• TASK INSTRUCTIONS:
Search the data for the word "statement" and copy every line that contains it.

***** INFORMATION SHOWN

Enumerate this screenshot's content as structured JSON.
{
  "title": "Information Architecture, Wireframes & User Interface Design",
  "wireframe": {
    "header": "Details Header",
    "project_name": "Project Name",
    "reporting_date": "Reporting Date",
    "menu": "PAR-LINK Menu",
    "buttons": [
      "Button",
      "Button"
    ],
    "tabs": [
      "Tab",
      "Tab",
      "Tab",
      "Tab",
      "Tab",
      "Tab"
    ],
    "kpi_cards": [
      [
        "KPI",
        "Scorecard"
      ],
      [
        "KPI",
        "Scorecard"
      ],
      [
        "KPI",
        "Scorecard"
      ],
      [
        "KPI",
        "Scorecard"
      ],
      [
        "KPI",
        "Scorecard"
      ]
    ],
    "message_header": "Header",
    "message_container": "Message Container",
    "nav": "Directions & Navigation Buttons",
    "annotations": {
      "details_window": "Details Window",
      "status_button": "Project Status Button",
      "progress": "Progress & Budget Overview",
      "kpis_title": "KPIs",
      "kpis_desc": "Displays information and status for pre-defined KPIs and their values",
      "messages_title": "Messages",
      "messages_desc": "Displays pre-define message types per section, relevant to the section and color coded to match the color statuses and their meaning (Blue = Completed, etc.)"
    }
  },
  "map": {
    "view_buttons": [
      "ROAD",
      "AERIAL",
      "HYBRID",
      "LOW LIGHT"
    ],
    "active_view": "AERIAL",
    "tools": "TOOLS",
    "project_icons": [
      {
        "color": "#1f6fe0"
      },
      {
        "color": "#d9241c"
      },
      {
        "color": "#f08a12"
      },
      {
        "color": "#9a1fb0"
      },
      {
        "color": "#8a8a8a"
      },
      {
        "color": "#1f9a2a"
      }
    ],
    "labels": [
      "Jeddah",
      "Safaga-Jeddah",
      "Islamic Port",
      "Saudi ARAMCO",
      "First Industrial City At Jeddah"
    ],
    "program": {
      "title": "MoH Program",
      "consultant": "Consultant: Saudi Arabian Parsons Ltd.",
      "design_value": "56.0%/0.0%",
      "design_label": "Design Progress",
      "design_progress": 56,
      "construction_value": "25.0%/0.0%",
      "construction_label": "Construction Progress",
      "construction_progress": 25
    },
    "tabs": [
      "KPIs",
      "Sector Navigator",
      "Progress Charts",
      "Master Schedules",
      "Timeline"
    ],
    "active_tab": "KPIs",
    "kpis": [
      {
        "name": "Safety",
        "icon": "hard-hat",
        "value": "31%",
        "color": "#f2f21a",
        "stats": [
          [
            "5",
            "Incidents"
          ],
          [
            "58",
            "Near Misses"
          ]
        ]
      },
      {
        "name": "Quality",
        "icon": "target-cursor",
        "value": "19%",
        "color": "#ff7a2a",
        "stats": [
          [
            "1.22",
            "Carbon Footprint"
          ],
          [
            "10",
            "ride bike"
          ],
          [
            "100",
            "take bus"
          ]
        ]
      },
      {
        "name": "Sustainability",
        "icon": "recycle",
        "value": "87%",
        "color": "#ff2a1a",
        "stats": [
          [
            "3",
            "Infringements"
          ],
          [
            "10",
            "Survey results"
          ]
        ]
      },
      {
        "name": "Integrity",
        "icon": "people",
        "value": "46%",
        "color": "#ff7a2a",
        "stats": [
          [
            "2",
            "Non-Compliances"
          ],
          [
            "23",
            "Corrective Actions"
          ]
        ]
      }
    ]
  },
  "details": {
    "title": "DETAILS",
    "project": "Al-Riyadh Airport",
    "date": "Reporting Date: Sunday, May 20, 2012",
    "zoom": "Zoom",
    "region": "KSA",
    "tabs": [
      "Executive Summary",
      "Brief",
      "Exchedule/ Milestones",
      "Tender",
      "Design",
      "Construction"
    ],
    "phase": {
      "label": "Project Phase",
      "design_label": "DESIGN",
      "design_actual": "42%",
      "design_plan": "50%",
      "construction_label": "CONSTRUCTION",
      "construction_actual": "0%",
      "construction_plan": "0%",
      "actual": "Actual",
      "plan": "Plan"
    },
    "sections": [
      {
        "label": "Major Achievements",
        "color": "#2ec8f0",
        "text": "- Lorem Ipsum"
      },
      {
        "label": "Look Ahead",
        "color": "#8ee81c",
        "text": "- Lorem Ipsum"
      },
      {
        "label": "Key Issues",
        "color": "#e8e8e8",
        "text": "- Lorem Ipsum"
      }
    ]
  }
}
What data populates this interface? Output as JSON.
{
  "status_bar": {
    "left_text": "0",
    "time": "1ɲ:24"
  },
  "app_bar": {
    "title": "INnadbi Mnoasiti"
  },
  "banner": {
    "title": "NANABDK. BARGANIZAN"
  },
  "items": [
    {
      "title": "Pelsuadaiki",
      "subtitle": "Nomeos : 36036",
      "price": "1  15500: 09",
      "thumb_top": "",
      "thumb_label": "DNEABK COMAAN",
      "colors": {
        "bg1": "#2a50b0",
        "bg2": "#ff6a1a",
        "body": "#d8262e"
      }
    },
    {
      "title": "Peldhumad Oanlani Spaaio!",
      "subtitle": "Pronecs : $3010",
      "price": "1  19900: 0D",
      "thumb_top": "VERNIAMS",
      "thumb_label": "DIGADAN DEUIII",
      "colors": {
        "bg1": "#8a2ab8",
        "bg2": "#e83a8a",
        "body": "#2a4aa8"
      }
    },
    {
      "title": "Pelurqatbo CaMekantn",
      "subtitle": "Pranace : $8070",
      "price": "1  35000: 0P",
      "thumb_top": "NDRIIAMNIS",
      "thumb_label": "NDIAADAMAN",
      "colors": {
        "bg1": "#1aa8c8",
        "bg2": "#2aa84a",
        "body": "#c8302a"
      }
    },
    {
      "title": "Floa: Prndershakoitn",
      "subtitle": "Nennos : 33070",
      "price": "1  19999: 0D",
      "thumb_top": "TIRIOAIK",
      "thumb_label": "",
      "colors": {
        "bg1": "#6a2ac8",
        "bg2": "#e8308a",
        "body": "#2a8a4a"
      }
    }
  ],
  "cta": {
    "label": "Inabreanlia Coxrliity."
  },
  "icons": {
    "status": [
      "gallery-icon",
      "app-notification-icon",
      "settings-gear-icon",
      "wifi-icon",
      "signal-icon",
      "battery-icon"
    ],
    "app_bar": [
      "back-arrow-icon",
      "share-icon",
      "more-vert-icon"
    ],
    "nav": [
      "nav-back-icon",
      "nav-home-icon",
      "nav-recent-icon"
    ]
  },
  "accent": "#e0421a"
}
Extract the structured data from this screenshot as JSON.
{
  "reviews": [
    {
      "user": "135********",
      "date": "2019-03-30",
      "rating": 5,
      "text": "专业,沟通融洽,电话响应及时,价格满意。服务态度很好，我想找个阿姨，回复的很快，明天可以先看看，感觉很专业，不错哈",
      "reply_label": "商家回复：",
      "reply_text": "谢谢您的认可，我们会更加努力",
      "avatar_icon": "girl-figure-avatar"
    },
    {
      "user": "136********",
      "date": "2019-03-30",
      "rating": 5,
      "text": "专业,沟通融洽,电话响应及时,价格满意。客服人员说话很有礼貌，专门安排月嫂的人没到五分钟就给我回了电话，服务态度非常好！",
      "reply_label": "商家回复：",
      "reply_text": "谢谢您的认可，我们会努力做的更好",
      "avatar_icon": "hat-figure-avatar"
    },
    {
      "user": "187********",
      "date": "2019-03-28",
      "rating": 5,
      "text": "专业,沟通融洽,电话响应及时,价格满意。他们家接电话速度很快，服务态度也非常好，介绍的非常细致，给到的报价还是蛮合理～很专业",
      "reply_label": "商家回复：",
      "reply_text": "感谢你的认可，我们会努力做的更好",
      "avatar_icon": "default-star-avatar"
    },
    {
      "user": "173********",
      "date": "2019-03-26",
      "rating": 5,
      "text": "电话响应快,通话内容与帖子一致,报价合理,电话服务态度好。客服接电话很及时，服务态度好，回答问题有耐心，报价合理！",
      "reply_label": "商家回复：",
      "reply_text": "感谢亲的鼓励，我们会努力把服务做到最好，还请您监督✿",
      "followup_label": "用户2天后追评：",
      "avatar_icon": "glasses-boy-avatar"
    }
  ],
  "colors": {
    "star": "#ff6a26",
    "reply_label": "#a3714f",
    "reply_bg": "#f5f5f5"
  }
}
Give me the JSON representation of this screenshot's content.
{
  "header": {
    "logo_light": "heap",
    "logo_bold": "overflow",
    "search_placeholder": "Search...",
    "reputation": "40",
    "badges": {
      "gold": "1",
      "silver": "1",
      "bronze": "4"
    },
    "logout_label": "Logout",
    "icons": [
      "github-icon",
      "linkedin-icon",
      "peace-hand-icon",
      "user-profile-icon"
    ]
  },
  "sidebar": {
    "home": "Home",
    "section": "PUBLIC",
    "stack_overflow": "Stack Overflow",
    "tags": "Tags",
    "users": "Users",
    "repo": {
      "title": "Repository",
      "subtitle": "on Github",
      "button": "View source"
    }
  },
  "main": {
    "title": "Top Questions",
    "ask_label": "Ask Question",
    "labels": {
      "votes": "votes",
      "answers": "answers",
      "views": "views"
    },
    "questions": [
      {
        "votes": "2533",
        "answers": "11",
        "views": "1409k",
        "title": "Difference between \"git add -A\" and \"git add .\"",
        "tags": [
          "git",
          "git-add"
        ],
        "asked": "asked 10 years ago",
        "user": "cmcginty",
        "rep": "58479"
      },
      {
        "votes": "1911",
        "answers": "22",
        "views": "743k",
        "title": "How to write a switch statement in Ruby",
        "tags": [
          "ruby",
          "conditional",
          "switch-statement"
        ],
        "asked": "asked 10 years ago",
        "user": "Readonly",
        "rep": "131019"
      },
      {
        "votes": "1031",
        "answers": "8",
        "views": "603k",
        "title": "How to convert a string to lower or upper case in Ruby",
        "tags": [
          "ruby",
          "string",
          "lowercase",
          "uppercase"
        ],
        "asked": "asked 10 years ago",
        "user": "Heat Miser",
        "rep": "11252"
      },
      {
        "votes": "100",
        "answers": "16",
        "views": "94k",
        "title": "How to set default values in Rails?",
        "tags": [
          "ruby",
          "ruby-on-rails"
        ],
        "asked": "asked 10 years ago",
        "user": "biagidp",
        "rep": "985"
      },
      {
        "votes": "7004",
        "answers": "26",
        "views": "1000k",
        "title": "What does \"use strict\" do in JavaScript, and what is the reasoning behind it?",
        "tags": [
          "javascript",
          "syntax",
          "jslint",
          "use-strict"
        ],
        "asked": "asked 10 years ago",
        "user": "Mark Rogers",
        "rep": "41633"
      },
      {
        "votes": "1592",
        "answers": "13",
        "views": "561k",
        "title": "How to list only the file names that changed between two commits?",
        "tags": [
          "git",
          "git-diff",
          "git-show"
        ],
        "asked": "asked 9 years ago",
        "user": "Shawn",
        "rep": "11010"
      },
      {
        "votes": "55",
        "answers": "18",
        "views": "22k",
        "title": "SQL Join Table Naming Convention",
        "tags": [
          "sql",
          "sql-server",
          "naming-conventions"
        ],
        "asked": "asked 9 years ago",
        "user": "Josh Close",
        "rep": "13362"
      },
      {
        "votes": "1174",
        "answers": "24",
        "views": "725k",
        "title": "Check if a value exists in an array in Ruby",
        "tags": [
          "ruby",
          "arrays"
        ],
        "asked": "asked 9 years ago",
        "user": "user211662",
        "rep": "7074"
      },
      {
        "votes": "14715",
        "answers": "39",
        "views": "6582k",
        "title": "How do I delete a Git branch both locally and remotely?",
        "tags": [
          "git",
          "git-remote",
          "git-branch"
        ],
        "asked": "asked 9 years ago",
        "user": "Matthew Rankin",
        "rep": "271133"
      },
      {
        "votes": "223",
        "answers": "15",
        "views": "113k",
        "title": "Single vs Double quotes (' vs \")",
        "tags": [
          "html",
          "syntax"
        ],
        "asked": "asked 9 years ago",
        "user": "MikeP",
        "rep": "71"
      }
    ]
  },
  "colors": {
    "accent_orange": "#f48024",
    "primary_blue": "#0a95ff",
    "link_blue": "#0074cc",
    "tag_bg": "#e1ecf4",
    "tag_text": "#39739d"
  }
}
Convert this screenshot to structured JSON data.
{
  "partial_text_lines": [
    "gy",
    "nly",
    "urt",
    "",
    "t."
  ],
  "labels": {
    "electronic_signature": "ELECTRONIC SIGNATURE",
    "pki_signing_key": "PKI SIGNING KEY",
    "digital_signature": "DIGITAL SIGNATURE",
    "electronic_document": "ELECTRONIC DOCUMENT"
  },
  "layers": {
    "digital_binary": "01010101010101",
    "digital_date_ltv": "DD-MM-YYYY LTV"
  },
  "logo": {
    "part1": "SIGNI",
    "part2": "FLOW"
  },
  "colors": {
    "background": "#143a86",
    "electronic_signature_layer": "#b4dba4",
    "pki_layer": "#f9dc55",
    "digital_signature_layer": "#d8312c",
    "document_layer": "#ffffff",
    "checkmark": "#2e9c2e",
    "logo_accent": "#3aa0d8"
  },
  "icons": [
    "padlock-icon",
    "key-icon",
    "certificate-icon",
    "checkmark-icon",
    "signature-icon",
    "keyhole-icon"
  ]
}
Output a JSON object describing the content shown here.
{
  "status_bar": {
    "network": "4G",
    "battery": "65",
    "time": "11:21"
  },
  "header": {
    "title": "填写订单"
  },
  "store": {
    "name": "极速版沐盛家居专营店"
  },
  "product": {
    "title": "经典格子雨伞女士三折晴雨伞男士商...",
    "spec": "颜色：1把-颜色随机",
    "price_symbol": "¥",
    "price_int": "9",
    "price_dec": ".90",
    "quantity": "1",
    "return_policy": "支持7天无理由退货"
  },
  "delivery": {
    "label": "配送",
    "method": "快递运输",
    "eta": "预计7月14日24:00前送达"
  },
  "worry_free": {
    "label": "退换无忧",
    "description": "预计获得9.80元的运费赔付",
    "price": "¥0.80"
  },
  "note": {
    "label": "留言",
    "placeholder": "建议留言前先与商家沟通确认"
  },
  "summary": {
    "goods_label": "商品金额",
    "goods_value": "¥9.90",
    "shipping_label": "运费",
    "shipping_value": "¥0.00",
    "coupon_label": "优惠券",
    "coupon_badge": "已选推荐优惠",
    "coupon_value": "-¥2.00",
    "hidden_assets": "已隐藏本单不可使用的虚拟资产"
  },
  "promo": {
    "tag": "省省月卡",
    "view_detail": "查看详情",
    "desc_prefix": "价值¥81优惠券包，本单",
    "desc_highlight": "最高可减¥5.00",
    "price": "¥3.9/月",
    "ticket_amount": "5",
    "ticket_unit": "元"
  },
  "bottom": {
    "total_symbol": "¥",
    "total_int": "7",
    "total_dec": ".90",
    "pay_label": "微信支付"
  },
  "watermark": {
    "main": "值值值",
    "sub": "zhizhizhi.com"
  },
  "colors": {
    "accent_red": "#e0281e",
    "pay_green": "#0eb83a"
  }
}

**********

• EXERCISE ANSWER:
        "title": "How to write a switch statement in Ruby",
          "switch-statement"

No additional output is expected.